(Stored data entries)
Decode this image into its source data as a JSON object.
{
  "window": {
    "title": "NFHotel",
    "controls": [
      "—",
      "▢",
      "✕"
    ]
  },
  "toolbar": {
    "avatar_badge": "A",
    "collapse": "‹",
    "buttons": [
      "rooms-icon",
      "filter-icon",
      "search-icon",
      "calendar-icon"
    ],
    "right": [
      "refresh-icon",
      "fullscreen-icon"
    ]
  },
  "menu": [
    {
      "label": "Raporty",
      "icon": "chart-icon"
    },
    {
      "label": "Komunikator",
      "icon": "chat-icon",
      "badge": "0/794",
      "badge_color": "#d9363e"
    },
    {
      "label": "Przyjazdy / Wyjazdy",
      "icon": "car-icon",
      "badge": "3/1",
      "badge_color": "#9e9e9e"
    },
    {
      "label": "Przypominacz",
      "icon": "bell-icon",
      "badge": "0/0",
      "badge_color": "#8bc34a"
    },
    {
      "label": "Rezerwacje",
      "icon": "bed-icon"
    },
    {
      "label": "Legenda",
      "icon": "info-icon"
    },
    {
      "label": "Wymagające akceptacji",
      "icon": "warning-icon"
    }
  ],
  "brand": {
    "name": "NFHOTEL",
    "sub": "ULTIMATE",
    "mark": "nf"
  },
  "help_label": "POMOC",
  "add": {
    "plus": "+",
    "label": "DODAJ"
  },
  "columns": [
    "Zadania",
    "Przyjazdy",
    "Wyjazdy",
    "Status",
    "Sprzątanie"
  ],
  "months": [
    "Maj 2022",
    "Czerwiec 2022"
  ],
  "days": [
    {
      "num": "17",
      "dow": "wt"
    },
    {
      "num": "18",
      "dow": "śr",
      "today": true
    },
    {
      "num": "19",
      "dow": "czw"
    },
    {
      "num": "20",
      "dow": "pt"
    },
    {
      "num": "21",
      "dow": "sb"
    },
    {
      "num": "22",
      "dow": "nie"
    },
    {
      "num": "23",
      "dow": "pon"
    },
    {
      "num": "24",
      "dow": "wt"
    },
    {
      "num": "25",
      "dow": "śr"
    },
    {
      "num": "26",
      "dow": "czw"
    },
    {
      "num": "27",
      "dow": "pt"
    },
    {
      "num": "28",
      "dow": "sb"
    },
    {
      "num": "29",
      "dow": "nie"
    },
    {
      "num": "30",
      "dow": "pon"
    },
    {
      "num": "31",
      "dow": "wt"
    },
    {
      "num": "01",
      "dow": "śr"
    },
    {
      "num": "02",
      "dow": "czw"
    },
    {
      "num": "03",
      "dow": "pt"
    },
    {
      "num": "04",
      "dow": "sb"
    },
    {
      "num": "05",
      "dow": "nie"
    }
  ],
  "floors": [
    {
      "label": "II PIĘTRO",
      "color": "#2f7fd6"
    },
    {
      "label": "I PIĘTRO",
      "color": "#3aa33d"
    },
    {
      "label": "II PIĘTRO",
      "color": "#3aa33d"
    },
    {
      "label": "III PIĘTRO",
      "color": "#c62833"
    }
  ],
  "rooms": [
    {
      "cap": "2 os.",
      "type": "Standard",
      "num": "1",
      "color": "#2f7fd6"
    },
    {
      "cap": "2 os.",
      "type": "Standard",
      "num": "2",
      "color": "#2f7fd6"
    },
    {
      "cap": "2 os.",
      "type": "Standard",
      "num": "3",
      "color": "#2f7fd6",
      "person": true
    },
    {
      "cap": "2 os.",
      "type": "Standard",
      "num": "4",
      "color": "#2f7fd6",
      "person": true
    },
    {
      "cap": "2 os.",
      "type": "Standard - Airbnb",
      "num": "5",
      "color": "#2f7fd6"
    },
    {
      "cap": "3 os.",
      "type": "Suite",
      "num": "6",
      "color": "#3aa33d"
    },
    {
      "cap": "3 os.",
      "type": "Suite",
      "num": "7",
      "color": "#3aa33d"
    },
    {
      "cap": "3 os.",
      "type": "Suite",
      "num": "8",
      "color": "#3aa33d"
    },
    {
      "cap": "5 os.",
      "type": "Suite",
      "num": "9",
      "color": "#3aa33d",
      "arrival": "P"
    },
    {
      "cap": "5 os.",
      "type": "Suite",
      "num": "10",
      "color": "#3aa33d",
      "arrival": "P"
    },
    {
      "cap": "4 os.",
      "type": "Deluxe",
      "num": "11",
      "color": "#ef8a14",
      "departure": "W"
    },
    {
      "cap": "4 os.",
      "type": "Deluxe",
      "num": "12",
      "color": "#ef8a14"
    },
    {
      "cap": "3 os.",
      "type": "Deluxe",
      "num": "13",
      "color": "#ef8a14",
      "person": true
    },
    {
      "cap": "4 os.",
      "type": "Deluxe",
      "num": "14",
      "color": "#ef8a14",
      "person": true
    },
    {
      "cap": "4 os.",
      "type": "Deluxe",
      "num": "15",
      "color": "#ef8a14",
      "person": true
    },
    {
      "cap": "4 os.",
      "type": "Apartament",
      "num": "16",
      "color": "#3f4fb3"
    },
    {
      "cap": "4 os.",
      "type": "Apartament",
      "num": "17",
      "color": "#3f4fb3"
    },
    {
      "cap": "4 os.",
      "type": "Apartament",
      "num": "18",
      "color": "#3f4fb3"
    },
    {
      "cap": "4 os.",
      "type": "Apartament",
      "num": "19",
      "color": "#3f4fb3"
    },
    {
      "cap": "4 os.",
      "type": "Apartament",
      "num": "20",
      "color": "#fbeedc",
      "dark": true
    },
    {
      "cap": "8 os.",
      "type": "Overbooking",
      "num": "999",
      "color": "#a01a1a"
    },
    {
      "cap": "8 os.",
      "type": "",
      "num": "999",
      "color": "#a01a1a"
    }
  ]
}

__Problem description__
Without leaving anything out, quote all the data.

__Response below__
Decode this image into its source data as a JSON object.
{
  "window": {
    "title": "NFHotel",
    "controls": [
      "—",
      "▢",
      "✕"
    ]
  },
  "toolbar": {
    "avatar_badge": "A",
    "collapse": "‹",
    "buttons": [
      "rooms-icon",
      "filter-icon",
      "search-icon",
      "calendar-icon"
    ],
    "right": [
      "refresh-icon",
      "fullscreen-icon"
    ]
  },
  "menu": [
    {
      "label": "Raporty",
      "icon": "chart-icon"
    },
    {
      "label": "Komunikator",
      "icon": "chat-icon",
      "badge": "0/794",
      "badge_color": "#d9363e"
    },
    {
      "label": "Przyjazdy / Wyjazdy",
      "icon": "car-icon",
      "badge": "3/1",
      "badge_color": "#9e9e9e"
    },
    {
      "label": "Przypominacz",
      "icon": "bell-icon",
      "badge": "0/0",
      "badge_color": "#8bc34a"
    },
    {
      "label": "Rezerwacje",
      "icon": "bed-icon"
    },
    {
      "label": "Legenda",
      "icon": "info-icon"
    },
    {
      "label": "Wymagające akceptacji",
      "icon": "warning-icon"
    }
  ],
  "brand": {
    "name": "NFHOTEL",
    "sub": "ULTIMATE",
    "mark": "nf"
  },
  "help_label": "POMOC",
  "add": {
    "plus": "+",
    "label": "DODAJ"
  },
  "columns": [
    "Zadania",
    "Przyjazdy",
    "Wyjazdy",
    "Status",
    "Sprzątanie"
  ],
  "months": [
    "Maj 2022",
    "Czerwiec 2022"
  ],
  "days": [
    {
      "num": "17",
      "dow": "wt"
    },
    {
      "num": "18",
      "dow": "śr",
      "today": true
    },
    {
      "num": "19",
      "dow": "czw"
    },
    {
      "num": "20",
      "dow": "pt"
    },
    {
      "num": "21",
      "dow": "sb"
    },
    {
      "num": "22",
      "dow": "nie"
    },
    {
      "num": "23",
      "dow": "pon"
    },
    {
      "num": "24",
      "dow": "wt"
    },
    {
      "num": "25",
      "dow": "śr"
    },
    {
      "num": "26",
      "dow": "czw"
    },
    {
      "num": "27",
      "dow": "pt"
    },
    {
      "num": "28",
      "dow": "sb"
    },
    {
      "num": "29",
      "dow": "nie"
    },
    {
      "num": "30",
      "dow": "pon"
    },
    {
      "num": "31",
      "dow": "wt"
    },
    {
      "num": "01",
      "dow": "śr"
    },
    {
      "num": "02",
      "dow": "czw"
    },
    {
      "num": "03",
      "dow": "pt"
    },
    {
      "num": "04",
      "dow": "sb"
    },
    {
      "num": "05",
      "dow": "nie"
    }
  ],
  "floors": [
    {
      "label": "II PIĘTRO",
      "color": "#2f7fd6"
    },
    {
      "label": "I PIĘTRO",
      "color": "#3aa33d"
    },
    {
      "label": "II PIĘTRO",
      "color": "#3aa33d"
    },
    {
      "label": "III PIĘTRO",
      "color": "#c62833"
    }
  ],
  "rooms": [
    {
      "cap": "2 os.",
      "type": "Standard",
      "num": "1",
      "color": "#2f7fd6"
    },
    {
      "cap": "2 os.",
      "type": "Standard",
      "num": "2",
      "color": "#2f7fd6"
    },
    {
      "cap": "2 os.",
      "type": "Standard",
      "num": "3",
      "color": "#2f7fd6",
      "person": true
    },
    {
      "cap": "2 os.",
      "type": "Standard",
      "num": "4",
      "color": "#2f7fd6",
      "person": true
    },
    {
      "cap": "2 os.",
      "type": "Standard - Airbnb",
      "num": "5",
      "color": "#2f7fd6"
    },
    {
      "cap": "3 os.",
      "type": "Suite",
      "num": "6",
      "color": "#3aa33d"
    },
    {
      "cap": "3 os.",
      "type": "Suite",
      "num": "7",
      "color": "#3aa33d"
    },
    {
      "cap": "3 os.",
      "type": "Suite",
      "num": "8",
      "color": "#3aa33d"
    },
    {
      "cap": "5 os.",
      "type": "Suite",
      "num": "9",
      "color": "#3aa33d",
      "arrival": "P"
    },
    {
      "cap": "5 os.",
      "type": "Suite",
      "num": "10",
      "color": "#3aa33d",
      "arrival": "P"
    },
    {
      "cap": "4 os.",
      "type": "Deluxe",
      "num": "11",
      "color": "#ef8a14",
      "departure": "W"
    },
    {
      "cap": "4 os.",
      "type": "Deluxe",
      "num": "12",
      "color": "#ef8a14"
    },
    {
      "cap": "3 os.",
      "type": "Deluxe",
      "num": "13",
      "color": "#ef8a14",
      "person": true
    },
    {
      "cap": "4 os.",
      "type": "Deluxe",
      "num": "14",
      "color": "#ef8a14",
      "person": true
    },
    {
      "cap": "4 os.",
      "type": "Deluxe",
      "num": "15",
      "color": "#ef8a14",
      "person": true
    },
    {
      "cap": "4 os.",
      "type": "Apartament",
      "num": "16",
      "color": "#3f4fb3"
    },
    {
      "cap": "4 os.",
      "type": "Apartament",
      "num": "17",
      "color": "#3f4fb3"
    },
    {
      "cap": "4 os.",
      "type": "Apartament",
      "num": "18",
      "color": "#3f4fb3"
    },
    {
      "cap": "4 os.",
      "type": "Apartament",
      "num": "19",
      "color": "#3f4fb3"
    },
    {
      "cap": "4 os.",
      "type": "Apartament",
      "num": "20",
      "color": "#fbeedc",
      "dark": true
    },
    {
      "cap": "8 os.",
      "type": "Overbooking",
      "num": "999",
      "color": "#a01a1a"
    },
    {
      "cap": "8 os.",
      "type": "",
      "num": "999",
      "color": "#a01a1a"
    }
  ]
}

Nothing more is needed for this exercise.